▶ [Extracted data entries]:

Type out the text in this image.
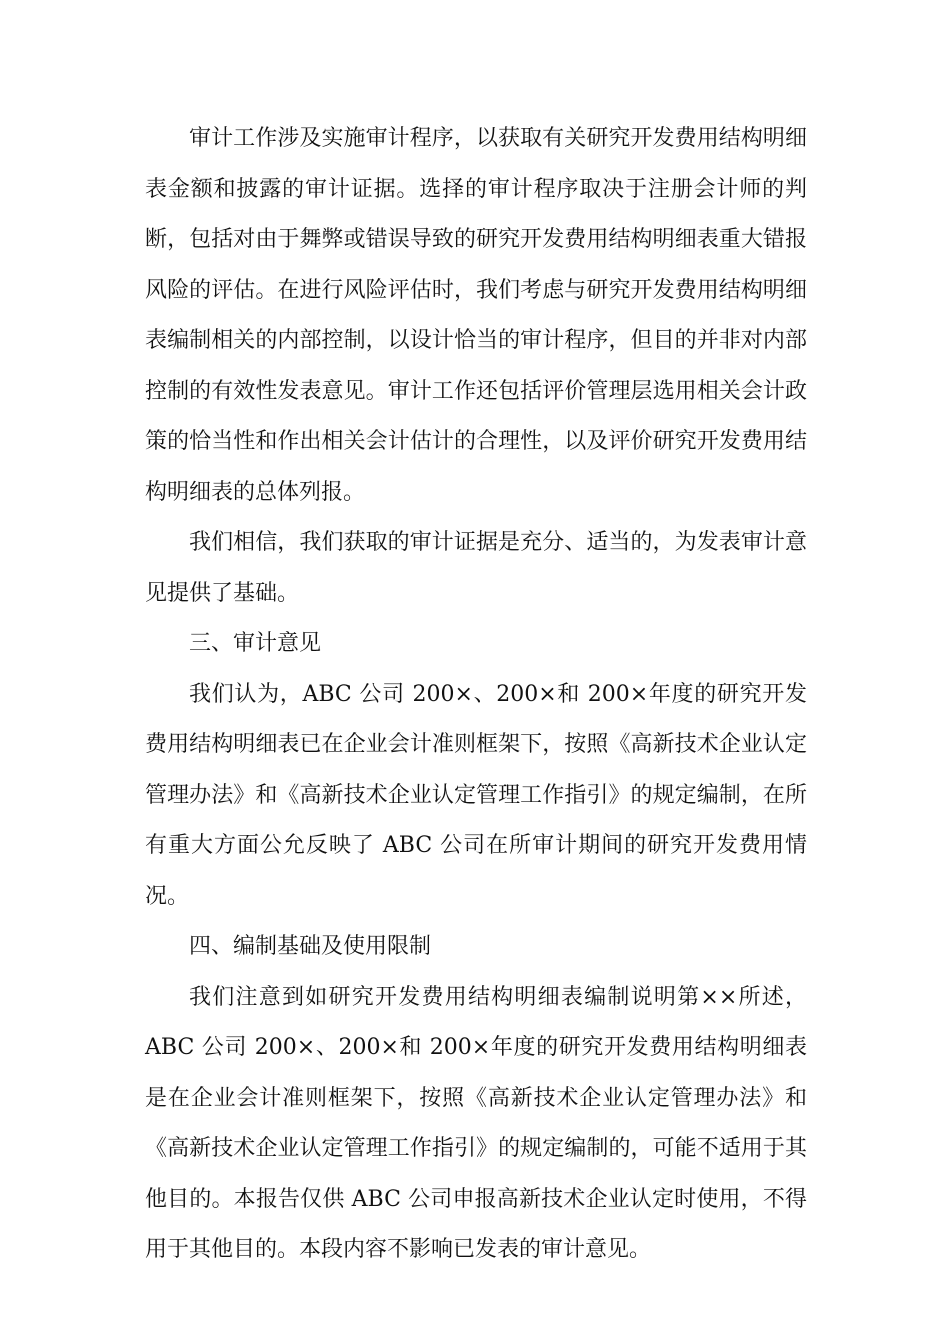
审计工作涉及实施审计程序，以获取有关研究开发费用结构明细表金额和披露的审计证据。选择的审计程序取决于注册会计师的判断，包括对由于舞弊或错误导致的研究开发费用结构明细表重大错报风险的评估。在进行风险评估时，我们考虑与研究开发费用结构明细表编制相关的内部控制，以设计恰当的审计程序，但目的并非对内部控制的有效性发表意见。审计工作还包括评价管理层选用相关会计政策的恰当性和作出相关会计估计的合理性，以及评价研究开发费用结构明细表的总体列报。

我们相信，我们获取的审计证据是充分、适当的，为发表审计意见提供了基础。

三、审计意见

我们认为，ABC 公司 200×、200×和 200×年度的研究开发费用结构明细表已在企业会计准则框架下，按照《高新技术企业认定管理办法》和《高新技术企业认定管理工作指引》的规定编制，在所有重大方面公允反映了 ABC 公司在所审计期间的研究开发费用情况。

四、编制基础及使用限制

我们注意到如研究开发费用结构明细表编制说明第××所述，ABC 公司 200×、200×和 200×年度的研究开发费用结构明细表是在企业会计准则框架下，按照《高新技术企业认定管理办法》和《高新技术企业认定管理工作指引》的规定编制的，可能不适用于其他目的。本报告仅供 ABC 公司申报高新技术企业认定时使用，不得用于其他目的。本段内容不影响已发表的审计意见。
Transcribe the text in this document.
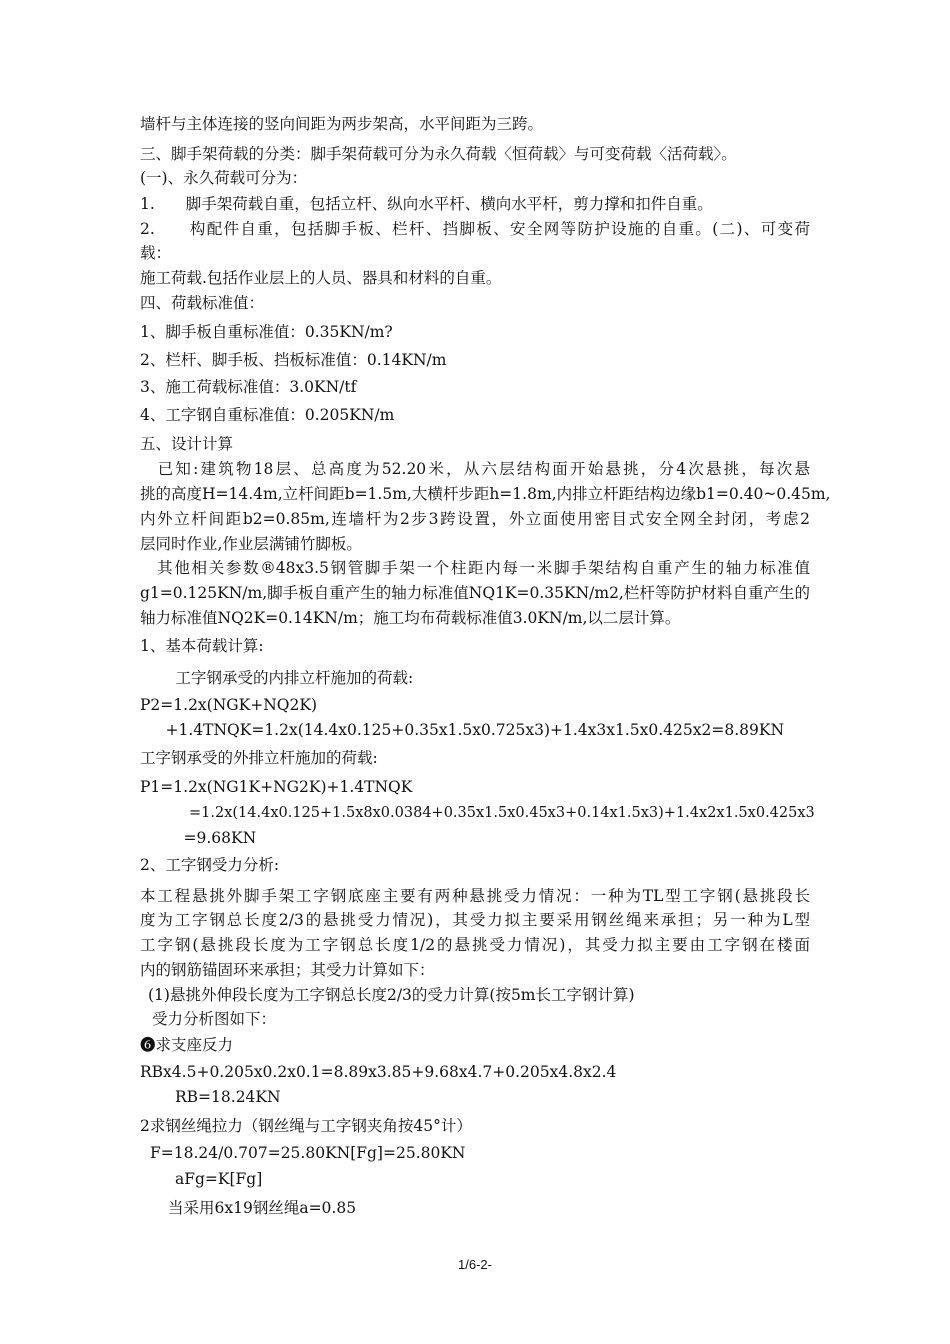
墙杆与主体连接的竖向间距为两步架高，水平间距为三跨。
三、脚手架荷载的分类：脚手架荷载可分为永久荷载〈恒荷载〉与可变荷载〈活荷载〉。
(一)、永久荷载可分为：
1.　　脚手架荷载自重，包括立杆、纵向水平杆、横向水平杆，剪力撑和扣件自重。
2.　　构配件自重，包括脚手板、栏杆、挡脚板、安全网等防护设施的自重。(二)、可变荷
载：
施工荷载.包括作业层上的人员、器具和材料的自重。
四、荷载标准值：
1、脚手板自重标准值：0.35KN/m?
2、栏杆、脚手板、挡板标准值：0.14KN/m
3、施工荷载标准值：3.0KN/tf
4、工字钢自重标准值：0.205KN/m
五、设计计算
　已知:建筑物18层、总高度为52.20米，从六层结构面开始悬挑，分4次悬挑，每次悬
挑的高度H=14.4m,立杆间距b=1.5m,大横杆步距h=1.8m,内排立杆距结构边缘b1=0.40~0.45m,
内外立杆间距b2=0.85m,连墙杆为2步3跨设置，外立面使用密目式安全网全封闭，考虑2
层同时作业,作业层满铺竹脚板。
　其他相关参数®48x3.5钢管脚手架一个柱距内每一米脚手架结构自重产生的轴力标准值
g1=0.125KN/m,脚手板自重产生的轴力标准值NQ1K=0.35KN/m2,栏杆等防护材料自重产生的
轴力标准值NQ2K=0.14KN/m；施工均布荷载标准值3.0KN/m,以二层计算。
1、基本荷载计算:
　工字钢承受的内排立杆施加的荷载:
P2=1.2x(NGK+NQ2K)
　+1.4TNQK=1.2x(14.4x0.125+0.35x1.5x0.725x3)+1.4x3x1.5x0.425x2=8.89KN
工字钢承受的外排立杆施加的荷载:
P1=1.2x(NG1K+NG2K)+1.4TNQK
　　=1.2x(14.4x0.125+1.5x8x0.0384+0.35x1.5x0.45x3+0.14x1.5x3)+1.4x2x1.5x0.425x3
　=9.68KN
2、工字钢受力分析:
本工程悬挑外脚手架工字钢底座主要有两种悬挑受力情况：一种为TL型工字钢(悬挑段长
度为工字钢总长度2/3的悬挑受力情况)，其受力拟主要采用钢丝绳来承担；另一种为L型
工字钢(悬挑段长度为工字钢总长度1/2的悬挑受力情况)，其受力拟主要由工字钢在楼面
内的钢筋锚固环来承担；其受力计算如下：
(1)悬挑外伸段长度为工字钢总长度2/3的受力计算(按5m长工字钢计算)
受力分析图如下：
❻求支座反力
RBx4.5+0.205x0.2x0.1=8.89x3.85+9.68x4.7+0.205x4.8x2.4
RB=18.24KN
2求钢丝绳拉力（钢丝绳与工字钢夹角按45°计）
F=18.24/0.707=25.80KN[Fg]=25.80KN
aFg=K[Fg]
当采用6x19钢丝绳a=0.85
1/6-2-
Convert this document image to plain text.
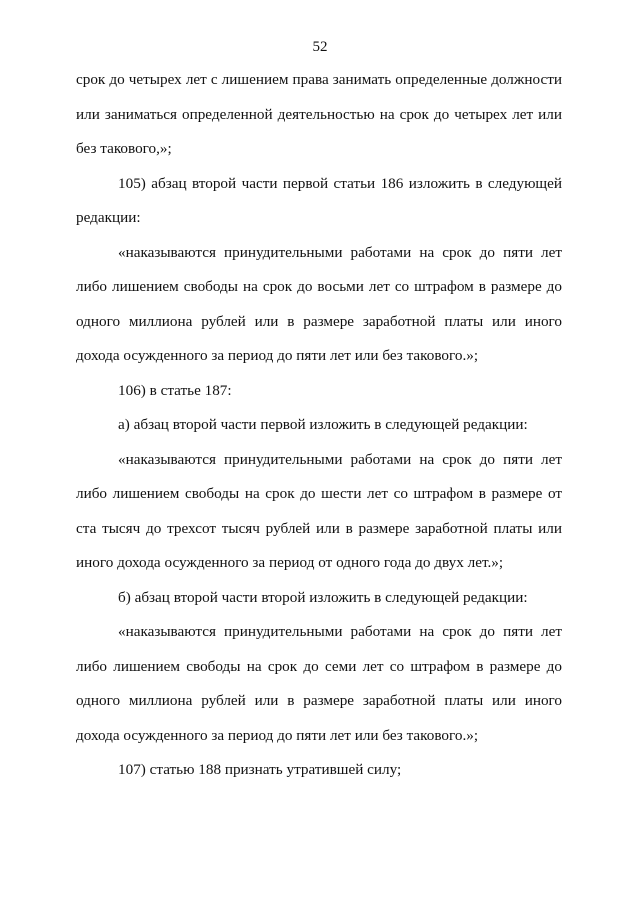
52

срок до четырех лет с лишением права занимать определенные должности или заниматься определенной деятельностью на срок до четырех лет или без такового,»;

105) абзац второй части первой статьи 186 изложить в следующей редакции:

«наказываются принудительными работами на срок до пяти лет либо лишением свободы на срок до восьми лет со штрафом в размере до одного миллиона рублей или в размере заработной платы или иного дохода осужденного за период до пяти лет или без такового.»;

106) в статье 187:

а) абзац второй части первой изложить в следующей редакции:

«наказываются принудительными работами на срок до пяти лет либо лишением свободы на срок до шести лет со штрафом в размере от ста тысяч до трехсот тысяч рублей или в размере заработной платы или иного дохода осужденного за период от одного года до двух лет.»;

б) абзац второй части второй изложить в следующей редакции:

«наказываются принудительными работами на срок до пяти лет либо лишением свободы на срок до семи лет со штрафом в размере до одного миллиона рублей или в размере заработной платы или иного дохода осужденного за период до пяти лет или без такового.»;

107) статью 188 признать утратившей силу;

▶ [Exercise]:
Note each line of the entries that has "миллиона" in it, and copy those lines.

▶ [Completed exercise]:
«наказываются принудительными работами на срок до пяти лет либо лишением свободы на срок до восьми лет со штрафом в размере до одного миллиона рублей или в размере заработной платы или иного дохода осужденного за период до пяти лет или без такового.»;
«наказываются принудительными работами на срок до пяти лет либо лишением свободы на срок до семи лет со штрафом в размере до одного миллиона рублей или в размере заработной платы или иного дохода осужденного за период до пяти лет или без такового.»;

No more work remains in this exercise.